# Written instruction:
Locate and copy each line in the data that contains the word "field".

# Extracted records:
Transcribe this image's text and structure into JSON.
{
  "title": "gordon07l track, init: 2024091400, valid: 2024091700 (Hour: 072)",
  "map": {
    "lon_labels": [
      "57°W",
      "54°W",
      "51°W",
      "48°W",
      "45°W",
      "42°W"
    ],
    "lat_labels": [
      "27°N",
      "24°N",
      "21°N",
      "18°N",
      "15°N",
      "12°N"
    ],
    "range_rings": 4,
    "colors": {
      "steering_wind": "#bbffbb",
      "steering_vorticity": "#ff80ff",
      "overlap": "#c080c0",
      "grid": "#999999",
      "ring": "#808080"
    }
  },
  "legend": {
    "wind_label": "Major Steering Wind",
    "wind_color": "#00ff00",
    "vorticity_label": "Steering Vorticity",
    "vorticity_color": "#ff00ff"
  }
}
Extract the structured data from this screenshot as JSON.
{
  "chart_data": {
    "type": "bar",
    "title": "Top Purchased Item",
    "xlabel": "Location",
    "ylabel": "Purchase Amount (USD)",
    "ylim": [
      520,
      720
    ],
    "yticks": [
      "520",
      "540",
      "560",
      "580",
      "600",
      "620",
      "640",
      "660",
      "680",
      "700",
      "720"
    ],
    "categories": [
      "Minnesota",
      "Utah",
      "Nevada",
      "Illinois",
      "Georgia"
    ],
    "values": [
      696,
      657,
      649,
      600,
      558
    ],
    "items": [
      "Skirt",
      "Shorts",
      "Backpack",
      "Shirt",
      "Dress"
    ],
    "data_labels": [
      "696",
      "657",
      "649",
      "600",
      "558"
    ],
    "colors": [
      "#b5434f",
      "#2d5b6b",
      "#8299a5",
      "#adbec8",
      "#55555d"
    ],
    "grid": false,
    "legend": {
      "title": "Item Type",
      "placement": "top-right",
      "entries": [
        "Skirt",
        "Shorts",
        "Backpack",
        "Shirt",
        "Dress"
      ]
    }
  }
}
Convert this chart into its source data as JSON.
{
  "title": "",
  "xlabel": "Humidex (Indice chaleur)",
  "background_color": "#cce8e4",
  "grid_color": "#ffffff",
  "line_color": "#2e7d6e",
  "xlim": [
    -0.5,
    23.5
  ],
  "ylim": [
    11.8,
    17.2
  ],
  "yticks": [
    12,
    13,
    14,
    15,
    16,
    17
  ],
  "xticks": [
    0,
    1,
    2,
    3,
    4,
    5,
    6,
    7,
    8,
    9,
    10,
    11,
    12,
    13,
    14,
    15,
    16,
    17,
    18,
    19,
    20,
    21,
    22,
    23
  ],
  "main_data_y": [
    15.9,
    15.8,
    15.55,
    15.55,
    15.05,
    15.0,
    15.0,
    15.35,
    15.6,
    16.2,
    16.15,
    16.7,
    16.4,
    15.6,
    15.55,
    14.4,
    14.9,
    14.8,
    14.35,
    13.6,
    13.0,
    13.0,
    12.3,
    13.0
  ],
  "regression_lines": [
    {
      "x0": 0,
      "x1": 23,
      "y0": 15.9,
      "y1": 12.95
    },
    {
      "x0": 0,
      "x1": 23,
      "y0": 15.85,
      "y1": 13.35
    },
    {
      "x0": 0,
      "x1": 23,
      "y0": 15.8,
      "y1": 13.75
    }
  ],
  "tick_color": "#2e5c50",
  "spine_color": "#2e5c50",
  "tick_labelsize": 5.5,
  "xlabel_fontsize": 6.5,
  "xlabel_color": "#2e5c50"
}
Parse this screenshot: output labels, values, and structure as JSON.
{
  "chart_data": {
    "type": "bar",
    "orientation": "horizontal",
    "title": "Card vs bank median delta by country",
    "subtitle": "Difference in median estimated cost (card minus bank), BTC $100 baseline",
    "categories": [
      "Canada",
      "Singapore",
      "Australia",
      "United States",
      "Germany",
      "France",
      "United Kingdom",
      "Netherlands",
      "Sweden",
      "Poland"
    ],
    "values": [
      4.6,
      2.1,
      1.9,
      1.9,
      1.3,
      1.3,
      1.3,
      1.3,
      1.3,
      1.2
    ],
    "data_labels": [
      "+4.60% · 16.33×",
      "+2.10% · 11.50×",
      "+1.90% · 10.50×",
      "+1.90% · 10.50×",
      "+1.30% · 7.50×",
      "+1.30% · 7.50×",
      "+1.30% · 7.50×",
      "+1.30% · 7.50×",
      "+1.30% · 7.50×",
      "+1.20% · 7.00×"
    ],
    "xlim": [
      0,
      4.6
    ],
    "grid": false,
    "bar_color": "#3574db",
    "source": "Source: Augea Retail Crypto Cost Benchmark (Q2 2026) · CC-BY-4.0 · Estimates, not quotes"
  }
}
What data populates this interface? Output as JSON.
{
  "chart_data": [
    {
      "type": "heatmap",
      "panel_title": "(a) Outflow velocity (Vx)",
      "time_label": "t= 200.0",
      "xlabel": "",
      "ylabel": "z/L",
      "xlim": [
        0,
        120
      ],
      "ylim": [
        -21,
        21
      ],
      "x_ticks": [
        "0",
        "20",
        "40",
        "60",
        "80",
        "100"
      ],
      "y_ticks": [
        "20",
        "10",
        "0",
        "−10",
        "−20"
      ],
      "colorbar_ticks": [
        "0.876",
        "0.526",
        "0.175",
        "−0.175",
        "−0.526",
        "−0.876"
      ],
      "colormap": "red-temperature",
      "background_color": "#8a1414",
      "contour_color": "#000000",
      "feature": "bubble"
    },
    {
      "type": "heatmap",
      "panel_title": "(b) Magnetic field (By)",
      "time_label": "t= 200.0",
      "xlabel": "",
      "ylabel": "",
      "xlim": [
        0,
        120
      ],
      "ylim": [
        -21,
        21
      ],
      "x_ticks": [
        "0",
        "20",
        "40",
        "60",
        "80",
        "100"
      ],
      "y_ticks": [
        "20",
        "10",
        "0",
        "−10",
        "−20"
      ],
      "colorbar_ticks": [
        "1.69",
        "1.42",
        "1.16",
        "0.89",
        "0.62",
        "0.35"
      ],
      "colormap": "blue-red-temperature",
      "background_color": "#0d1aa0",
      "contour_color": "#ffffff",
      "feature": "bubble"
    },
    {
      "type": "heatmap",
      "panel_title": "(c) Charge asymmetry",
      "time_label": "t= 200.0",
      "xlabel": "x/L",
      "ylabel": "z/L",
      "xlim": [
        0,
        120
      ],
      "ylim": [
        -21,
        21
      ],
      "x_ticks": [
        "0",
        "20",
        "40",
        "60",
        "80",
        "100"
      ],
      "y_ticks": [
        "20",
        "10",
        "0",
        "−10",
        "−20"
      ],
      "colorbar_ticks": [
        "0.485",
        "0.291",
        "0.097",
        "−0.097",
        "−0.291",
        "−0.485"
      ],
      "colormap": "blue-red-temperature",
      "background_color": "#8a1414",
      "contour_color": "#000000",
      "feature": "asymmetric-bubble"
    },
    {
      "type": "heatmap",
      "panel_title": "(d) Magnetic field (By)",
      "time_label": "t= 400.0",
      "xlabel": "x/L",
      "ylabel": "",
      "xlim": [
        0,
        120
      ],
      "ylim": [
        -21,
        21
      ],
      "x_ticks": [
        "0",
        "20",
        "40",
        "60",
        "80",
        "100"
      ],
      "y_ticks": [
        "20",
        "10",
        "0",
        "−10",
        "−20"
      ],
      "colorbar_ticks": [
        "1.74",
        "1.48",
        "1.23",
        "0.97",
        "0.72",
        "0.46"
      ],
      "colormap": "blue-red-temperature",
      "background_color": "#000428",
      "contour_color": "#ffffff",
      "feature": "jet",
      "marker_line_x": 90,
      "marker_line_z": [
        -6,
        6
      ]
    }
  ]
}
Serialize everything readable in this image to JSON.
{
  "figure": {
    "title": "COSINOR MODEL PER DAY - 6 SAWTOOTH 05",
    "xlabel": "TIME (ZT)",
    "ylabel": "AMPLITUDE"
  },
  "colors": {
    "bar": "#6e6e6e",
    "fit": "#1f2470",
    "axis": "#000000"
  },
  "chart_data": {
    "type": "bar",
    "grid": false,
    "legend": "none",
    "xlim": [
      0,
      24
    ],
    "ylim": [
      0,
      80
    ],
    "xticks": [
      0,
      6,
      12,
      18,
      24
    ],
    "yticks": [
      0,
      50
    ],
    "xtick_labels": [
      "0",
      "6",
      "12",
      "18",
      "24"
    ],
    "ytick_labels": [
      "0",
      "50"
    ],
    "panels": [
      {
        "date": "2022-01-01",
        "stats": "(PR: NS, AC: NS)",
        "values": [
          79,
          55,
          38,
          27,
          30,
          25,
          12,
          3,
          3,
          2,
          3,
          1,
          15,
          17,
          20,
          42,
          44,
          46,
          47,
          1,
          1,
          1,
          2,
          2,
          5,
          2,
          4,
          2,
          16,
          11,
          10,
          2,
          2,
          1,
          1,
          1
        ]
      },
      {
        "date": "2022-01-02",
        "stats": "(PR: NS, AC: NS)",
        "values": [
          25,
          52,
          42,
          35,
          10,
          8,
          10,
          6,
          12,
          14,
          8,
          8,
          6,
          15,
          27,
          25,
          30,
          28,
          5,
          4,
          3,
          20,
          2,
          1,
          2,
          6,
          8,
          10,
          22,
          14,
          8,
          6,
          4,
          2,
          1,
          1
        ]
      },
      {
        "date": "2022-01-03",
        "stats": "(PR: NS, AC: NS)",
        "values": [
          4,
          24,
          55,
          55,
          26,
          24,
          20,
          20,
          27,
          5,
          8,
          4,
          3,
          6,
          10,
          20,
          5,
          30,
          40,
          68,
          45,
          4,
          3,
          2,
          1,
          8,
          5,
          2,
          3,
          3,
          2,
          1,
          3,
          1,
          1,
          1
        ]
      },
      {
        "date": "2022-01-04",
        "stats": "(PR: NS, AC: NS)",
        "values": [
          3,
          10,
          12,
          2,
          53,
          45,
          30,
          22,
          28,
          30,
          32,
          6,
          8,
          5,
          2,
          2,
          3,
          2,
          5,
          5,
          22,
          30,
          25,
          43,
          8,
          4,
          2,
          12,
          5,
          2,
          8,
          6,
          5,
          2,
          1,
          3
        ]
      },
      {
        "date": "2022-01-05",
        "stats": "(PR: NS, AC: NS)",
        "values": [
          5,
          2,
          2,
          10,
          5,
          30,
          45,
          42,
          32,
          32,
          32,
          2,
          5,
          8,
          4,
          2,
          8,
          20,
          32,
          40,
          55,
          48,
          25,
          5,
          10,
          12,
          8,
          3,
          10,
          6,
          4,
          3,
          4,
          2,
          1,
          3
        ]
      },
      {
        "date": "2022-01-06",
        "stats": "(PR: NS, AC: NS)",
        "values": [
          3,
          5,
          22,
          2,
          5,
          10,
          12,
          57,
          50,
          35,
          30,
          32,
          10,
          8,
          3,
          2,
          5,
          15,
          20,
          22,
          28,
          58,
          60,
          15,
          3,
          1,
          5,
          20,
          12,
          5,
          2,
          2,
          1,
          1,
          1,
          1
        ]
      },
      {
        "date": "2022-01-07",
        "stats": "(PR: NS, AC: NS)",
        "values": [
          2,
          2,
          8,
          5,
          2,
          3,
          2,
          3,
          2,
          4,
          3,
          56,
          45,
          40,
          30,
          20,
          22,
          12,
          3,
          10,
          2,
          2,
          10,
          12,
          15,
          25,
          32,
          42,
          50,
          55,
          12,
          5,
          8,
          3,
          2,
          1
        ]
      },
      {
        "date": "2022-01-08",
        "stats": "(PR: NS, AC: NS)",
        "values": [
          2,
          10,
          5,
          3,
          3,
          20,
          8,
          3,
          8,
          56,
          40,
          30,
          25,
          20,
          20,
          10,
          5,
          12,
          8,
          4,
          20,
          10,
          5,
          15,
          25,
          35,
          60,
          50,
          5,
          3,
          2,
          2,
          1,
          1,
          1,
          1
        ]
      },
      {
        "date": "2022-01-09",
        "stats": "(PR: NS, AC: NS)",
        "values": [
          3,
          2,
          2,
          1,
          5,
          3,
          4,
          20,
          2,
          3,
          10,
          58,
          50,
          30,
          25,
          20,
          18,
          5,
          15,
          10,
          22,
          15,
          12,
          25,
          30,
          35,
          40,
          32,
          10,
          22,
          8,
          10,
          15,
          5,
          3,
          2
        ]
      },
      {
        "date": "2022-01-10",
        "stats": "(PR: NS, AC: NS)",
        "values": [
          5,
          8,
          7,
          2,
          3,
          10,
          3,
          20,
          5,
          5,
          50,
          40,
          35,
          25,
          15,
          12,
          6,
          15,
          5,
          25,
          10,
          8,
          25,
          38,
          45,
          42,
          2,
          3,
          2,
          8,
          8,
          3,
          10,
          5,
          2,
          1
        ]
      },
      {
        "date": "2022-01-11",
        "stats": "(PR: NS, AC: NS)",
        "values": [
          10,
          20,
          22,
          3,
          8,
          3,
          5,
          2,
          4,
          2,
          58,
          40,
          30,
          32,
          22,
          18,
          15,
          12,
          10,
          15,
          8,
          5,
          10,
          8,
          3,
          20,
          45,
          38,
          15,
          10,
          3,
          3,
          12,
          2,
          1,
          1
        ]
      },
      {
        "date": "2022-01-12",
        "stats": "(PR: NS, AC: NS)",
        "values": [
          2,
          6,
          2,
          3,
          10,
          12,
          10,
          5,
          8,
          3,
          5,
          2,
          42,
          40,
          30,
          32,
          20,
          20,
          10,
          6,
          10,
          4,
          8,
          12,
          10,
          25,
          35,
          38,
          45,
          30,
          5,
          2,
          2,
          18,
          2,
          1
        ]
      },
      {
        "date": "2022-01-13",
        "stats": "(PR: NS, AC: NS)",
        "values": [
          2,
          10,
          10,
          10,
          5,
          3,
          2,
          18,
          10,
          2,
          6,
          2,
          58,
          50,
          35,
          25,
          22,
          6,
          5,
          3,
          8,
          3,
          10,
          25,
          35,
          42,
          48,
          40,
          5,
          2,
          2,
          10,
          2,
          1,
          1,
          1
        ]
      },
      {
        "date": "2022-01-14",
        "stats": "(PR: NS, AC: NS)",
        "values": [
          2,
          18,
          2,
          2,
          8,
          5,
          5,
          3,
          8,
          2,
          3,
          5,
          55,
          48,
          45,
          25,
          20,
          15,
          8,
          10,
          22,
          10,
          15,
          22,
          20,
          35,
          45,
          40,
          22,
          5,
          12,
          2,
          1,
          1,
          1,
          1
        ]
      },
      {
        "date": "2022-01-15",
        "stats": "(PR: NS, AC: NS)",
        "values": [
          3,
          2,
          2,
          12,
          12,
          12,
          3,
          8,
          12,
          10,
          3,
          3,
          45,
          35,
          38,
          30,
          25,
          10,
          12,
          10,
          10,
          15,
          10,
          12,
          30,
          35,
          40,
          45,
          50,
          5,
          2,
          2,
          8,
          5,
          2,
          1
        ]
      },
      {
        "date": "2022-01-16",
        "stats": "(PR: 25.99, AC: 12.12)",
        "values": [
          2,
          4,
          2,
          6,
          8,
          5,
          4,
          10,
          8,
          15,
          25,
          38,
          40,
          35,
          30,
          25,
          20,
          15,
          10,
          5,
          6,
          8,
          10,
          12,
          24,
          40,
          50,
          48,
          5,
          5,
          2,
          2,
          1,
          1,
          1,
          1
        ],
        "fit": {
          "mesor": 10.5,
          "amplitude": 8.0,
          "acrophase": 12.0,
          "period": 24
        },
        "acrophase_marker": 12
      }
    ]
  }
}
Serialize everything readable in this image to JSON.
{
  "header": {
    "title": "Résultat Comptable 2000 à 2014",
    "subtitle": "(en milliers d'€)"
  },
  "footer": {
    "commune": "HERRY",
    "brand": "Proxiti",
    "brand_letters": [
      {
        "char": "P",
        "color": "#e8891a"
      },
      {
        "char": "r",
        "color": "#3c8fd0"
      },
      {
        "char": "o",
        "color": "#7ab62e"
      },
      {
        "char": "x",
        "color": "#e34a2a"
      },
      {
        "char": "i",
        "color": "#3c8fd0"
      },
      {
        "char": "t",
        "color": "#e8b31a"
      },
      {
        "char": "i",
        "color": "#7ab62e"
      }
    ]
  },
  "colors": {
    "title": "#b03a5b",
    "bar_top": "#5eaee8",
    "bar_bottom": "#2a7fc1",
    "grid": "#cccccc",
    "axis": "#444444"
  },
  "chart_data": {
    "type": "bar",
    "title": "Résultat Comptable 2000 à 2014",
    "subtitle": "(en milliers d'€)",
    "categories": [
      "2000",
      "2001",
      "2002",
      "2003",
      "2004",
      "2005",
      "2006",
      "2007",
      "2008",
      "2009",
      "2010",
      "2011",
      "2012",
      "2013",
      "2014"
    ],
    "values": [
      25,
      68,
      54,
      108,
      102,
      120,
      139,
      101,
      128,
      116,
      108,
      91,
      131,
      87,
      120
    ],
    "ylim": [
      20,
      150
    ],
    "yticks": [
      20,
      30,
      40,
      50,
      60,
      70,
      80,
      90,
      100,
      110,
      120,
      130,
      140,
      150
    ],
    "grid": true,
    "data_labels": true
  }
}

# Finished task:
      "panel_title": "(b) Magnetic field (By)",
      "panel_title": "(d) Magnetic field (By)",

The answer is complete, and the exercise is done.